Extracted data entries
╭──

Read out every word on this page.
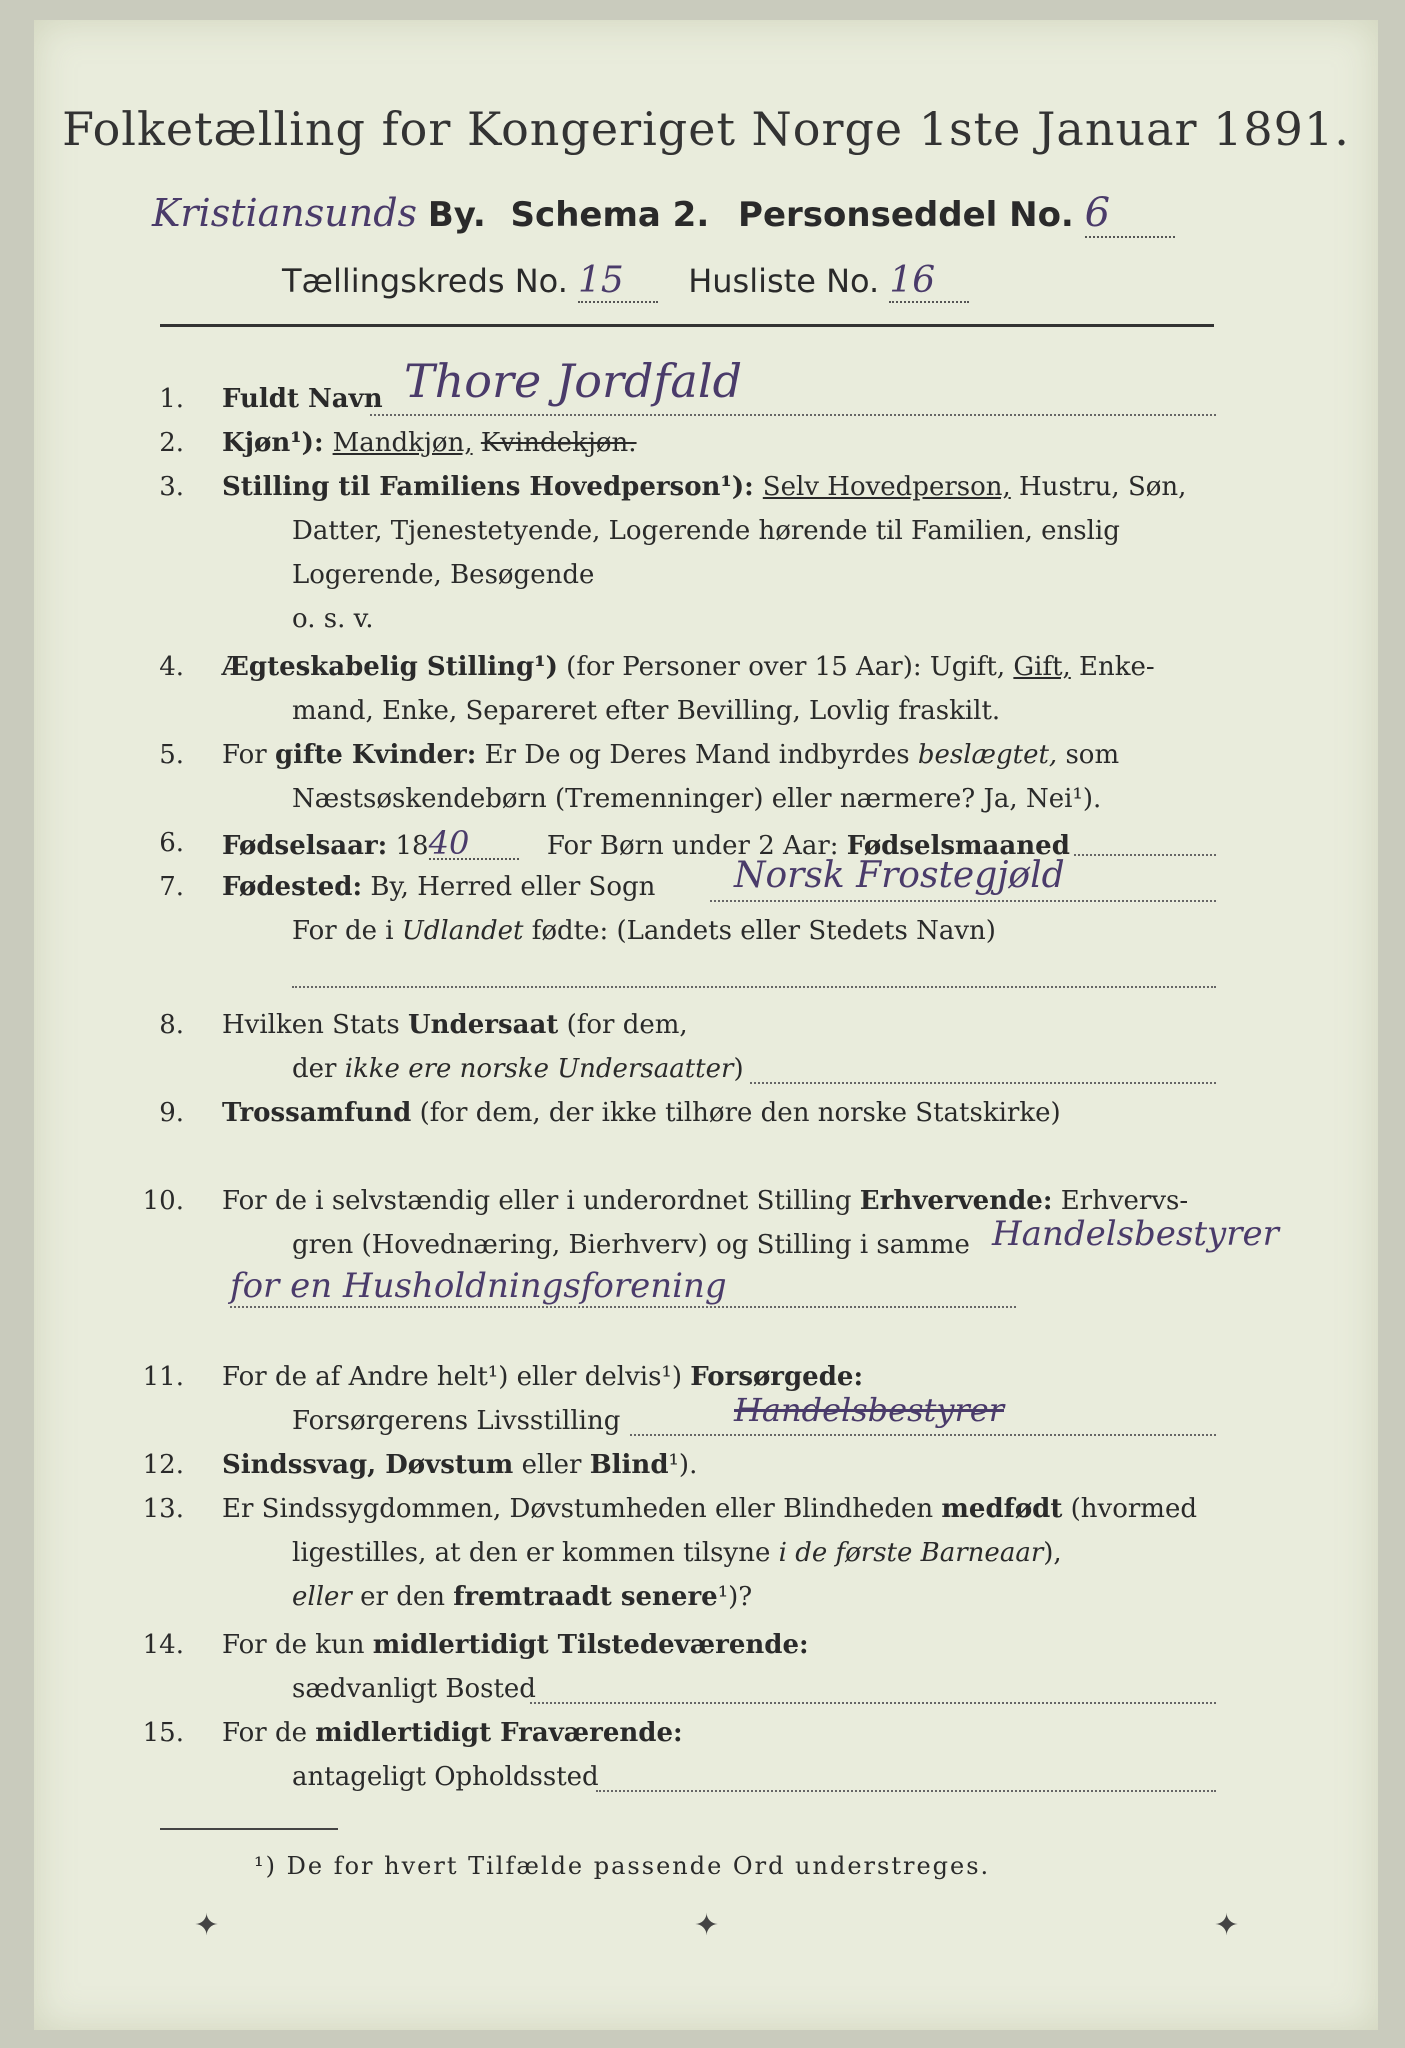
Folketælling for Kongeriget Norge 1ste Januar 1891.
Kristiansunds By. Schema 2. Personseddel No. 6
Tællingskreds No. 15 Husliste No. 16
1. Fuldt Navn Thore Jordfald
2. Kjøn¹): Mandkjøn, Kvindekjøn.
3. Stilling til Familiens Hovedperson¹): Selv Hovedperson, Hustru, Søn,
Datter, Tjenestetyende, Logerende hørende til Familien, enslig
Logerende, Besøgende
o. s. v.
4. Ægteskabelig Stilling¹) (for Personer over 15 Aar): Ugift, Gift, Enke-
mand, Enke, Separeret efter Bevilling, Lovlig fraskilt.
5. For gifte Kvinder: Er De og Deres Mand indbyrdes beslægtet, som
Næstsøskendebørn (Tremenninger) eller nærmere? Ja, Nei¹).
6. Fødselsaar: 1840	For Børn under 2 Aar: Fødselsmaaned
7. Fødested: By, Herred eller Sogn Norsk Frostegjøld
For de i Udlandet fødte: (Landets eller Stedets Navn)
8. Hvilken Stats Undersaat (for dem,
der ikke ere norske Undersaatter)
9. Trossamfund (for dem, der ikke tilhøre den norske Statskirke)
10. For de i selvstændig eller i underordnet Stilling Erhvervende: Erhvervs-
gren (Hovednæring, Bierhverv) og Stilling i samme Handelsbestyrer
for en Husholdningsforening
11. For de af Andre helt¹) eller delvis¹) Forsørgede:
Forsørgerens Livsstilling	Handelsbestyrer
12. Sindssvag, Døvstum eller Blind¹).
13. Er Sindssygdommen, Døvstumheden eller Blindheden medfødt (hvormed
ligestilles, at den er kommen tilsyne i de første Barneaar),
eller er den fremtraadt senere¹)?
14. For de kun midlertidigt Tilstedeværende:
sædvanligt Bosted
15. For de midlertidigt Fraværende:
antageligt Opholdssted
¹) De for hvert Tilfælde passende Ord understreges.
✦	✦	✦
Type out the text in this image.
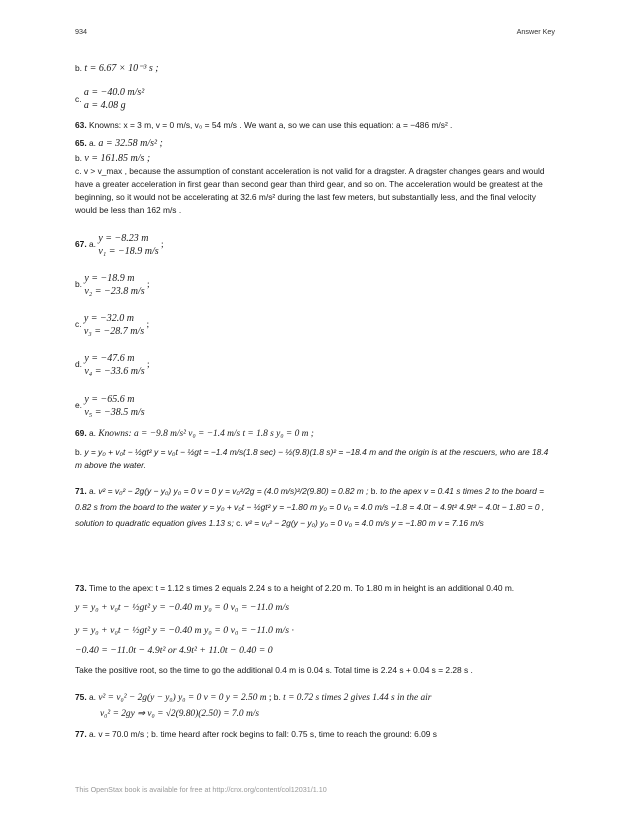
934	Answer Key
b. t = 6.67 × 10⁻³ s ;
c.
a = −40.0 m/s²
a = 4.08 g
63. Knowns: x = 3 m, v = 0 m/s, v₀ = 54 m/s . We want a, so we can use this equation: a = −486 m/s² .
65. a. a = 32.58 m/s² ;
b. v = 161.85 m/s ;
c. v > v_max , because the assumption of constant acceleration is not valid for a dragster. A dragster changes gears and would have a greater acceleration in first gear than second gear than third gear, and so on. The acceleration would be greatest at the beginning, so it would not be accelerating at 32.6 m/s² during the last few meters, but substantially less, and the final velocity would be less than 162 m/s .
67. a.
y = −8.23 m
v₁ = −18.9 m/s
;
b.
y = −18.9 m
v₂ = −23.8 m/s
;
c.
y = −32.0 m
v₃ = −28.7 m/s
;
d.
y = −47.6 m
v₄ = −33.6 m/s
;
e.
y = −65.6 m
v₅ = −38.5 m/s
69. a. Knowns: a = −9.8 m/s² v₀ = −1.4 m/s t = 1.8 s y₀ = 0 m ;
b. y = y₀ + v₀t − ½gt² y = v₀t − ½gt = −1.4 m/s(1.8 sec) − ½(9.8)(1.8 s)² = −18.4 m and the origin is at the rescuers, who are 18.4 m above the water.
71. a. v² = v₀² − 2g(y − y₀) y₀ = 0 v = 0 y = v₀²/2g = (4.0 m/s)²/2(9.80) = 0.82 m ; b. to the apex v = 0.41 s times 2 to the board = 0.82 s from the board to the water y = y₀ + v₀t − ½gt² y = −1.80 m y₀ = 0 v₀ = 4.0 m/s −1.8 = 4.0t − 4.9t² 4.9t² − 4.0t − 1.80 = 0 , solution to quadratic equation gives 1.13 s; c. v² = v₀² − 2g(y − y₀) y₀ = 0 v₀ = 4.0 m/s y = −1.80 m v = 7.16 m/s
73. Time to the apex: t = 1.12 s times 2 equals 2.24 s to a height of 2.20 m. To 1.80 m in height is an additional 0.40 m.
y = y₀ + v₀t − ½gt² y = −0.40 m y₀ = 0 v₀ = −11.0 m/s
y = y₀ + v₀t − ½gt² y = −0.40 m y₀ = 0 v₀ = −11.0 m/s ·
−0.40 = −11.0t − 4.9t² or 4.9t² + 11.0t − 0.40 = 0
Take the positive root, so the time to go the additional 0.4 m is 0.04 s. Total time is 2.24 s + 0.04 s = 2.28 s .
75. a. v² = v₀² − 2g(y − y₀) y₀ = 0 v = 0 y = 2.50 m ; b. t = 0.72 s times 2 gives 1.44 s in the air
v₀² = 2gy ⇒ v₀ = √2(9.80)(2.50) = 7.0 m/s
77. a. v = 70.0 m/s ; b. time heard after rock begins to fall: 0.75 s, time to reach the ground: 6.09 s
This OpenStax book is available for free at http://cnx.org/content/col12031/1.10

╰──

• Task objective
Output, exactly, all the records above; include no pictures.

• Task response
Read out every word on this page.
Folketælling for Kongeriget Norge 1ste Januar 1891.
Kristiansunds By. Schema 2. Personseddel No. 6
Tællingskreds No. 15 Husliste No. 16
1. Fuldt Navn Thore Jordfald
2. Kjøn¹): Mandkjøn, Kvindekjøn.
3. Stilling til Familiens Hovedperson¹): Selv Hovedperson, Hustru, Søn,
Datter, Tjenestetyende, Logerende hørende til Familien, enslig
Logerende, Besøgende
o. s. v.
4. Ægteskabelig Stilling¹) (for Personer over 15 Aar): Ugift, Gift, Enke-
mand, Enke, Separeret efter Bevilling, Lovlig fraskilt.
5. For gifte Kvinder: Er De og Deres Mand indbyrdes beslægtet, som
Næstsøskendebørn (Tremenninger) eller nærmere? Ja, Nei¹).
6. Fødselsaar: 1840	For Børn under 2 Aar: Fødselsmaaned
7. Fødested: By, Herred eller Sogn Norsk Frostegjøld
For de i Udlandet fødte: (Landets eller Stedets Navn)
8. Hvilken Stats Undersaat (for dem,
der ikke ere norske Undersaatter)
9. Trossamfund (for dem, der ikke tilhøre den norske Statskirke)
10. For de i selvstændig eller i underordnet Stilling Erhvervende: Erhvervs-
gren (Hovednæring, Bierhverv) og Stilling i samme Handelsbestyrer
for en Husholdningsforening
11. For de af Andre helt¹) eller delvis¹) Forsørgede:
Forsørgerens Livsstilling	Handelsbestyrer
12. Sindssvag, Døvstum eller Blind¹).
13. Er Sindssygdommen, Døvstumheden eller Blindheden medfødt (hvormed
ligestilles, at den er kommen tilsyne i de første Barneaar),
eller er den fremtraadt senere¹)?
14. For de kun midlertidigt Tilstedeværende:
sædvanligt Bosted
15. For de midlertidigt Fraværende:
antageligt Opholdssted
¹) De for hvert Tilfælde passende Ord understreges.
✦	✦	✦
Type out the text in this image.
934	Answer Key
b. t = 6.67 × 10⁻³ s ;
c.
a = −40.0 m/s²
a = 4.08 g
63. Knowns: x = 3 m, v = 0 m/s, v₀ = 54 m/s . We want a, so we can use this equation: a = −486 m/s² .
65. a. a = 32.58 m/s² ;
b. v = 161.85 m/s ;
c. v > v_max , because the assumption of constant acceleration is not valid for a dragster. A dragster changes gears and would have a greater acceleration in first gear than second gear than third gear, and so on. The acceleration would be greatest at the beginning, so it would not be accelerating at 32.6 m/s² during the last few meters, but substantially less, and the final velocity would be less than 162 m/s .
67. a.
y = −8.23 m
v₁ = −18.9 m/s
;
b.
y = −18.9 m
v₂ = −23.8 m/s
;
c.
y = −32.0 m
v₃ = −28.7 m/s
;
d.
y = −47.6 m
v₄ = −33.6 m/s
;
e.
y = −65.6 m
v₅ = −38.5 m/s
69. a. Knowns: a = −9.8 m/s² v₀ = −1.4 m/s t = 1.8 s y₀ = 0 m ;
b. y = y₀ + v₀t − ½gt² y = v₀t − ½gt = −1.4 m/s(1.8 sec) − ½(9.8)(1.8 s)² = −18.4 m and the origin is at the rescuers, who are 18.4 m above the water.
71. a. v² = v₀² − 2g(y − y₀) y₀ = 0 v = 0 y = v₀²/2g = (4.0 m/s)²/2(9.80) = 0.82 m ; b. to the apex v = 0.41 s times 2 to the board = 0.82 s from the board to the water y = y₀ + v₀t − ½gt² y = −1.80 m y₀ = 0 v₀ = 4.0 m/s −1.8 = 4.0t − 4.9t² 4.9t² − 4.0t − 1.80 = 0 , solution to quadratic equation gives 1.13 s; c. v² = v₀² − 2g(y − y₀) y₀ = 0 v₀ = 4.0 m/s y = −1.80 m v = 7.16 m/s
73. Time to the apex: t = 1.12 s times 2 equals 2.24 s to a height of 2.20 m. To 1.80 m in height is an additional 0.40 m.
y = y₀ + v₀t − ½gt² y = −0.40 m y₀ = 0 v₀ = −11.0 m/s
y = y₀ + v₀t − ½gt² y = −0.40 m y₀ = 0 v₀ = −11.0 m/s ·
−0.40 = −11.0t − 4.9t² or 4.9t² + 11.0t − 0.40 = 0
Take the positive root, so the time to go the additional 0.4 m is 0.04 s. Total time is 2.24 s + 0.04 s = 2.28 s .
75. a. v² = v₀² − 2g(y − y₀) y₀ = 0 v = 0 y = 2.50 m ; b. t = 0.72 s times 2 gives 1.44 s in the air
v₀² = 2gy ⇒ v₀ = √2(9.80)(2.50) = 7.0 m/s
77. a. v = 70.0 m/s ; b. time heard after rock begins to fall: 0.75 s, time to reach the ground: 6.09 s
This OpenStax book is available for free at http://cnx.org/content/col12031/1.10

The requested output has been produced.